Given task:
Find every line with the word "трансферты". Copy those lines.

Material shown:
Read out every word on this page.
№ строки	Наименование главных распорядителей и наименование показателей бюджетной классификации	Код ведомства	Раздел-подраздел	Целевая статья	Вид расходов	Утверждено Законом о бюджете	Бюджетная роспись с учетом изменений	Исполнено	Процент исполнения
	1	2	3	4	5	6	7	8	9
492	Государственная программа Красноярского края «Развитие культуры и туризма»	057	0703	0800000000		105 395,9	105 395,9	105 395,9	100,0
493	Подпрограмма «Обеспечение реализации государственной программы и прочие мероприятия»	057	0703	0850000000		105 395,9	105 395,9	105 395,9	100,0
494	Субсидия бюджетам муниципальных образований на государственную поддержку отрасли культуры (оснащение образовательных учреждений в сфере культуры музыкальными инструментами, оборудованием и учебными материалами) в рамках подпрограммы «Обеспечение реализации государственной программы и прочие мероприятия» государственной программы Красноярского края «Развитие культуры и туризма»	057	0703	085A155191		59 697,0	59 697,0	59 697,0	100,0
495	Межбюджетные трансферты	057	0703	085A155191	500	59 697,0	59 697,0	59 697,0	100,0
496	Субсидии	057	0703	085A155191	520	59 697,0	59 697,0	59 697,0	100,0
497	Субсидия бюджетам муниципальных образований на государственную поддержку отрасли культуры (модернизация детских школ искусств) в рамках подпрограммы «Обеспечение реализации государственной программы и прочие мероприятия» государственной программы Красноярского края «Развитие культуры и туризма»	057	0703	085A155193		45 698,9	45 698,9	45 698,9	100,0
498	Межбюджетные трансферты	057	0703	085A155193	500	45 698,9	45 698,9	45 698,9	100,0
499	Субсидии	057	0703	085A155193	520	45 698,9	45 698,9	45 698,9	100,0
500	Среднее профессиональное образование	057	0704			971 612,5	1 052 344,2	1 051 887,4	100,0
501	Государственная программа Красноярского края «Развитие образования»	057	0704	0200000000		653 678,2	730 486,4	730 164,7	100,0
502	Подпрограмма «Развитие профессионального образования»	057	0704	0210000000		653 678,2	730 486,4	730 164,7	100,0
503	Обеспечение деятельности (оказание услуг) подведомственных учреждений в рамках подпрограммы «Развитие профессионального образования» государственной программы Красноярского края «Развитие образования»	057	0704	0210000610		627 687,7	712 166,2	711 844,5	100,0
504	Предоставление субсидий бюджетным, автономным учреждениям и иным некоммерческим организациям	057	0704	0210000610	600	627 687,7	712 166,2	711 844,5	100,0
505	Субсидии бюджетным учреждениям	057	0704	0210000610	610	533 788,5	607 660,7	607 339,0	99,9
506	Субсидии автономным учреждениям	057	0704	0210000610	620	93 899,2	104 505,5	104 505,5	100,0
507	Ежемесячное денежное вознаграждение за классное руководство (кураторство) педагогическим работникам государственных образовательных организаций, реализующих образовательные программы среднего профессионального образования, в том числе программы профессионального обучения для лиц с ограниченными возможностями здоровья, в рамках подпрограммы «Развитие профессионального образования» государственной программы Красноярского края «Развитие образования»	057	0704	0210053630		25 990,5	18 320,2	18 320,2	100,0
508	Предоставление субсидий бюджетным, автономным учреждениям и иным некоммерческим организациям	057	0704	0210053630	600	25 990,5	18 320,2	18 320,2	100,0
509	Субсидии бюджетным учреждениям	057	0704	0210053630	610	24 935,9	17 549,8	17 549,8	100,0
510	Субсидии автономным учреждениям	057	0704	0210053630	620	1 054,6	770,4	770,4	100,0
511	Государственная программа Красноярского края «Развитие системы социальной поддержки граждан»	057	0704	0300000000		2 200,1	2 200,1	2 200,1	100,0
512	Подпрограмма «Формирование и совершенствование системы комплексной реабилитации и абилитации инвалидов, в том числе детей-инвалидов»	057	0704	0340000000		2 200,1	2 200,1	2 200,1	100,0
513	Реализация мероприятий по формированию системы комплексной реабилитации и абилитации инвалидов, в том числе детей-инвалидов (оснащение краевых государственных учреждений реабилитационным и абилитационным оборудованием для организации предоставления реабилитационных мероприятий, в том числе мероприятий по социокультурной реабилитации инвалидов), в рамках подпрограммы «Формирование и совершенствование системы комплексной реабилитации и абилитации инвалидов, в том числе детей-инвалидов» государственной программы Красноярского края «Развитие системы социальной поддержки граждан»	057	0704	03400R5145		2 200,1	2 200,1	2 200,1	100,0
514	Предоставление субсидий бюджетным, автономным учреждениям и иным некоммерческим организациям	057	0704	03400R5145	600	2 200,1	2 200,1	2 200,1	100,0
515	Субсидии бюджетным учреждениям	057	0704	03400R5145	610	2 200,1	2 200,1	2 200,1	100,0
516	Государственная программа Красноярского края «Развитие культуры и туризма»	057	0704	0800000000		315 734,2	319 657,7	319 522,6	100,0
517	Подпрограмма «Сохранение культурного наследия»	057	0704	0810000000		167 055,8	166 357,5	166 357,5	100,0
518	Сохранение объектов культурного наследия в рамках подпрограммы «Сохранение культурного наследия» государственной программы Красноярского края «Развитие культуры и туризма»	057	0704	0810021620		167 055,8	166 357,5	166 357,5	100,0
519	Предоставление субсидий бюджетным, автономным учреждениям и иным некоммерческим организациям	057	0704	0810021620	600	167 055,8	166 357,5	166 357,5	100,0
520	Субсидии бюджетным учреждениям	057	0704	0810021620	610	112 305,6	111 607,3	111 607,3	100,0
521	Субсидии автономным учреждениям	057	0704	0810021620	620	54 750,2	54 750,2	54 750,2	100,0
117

Result of this exercise:
495	Межбюджетные трансферты	057	0703	085A155191	500	59 697,0	59 697,0	59 697,0	100,0
498	Межбюджетные трансферты	057	0703	085A155193	500	45 698,9	45 698,9	45 698,9	100,0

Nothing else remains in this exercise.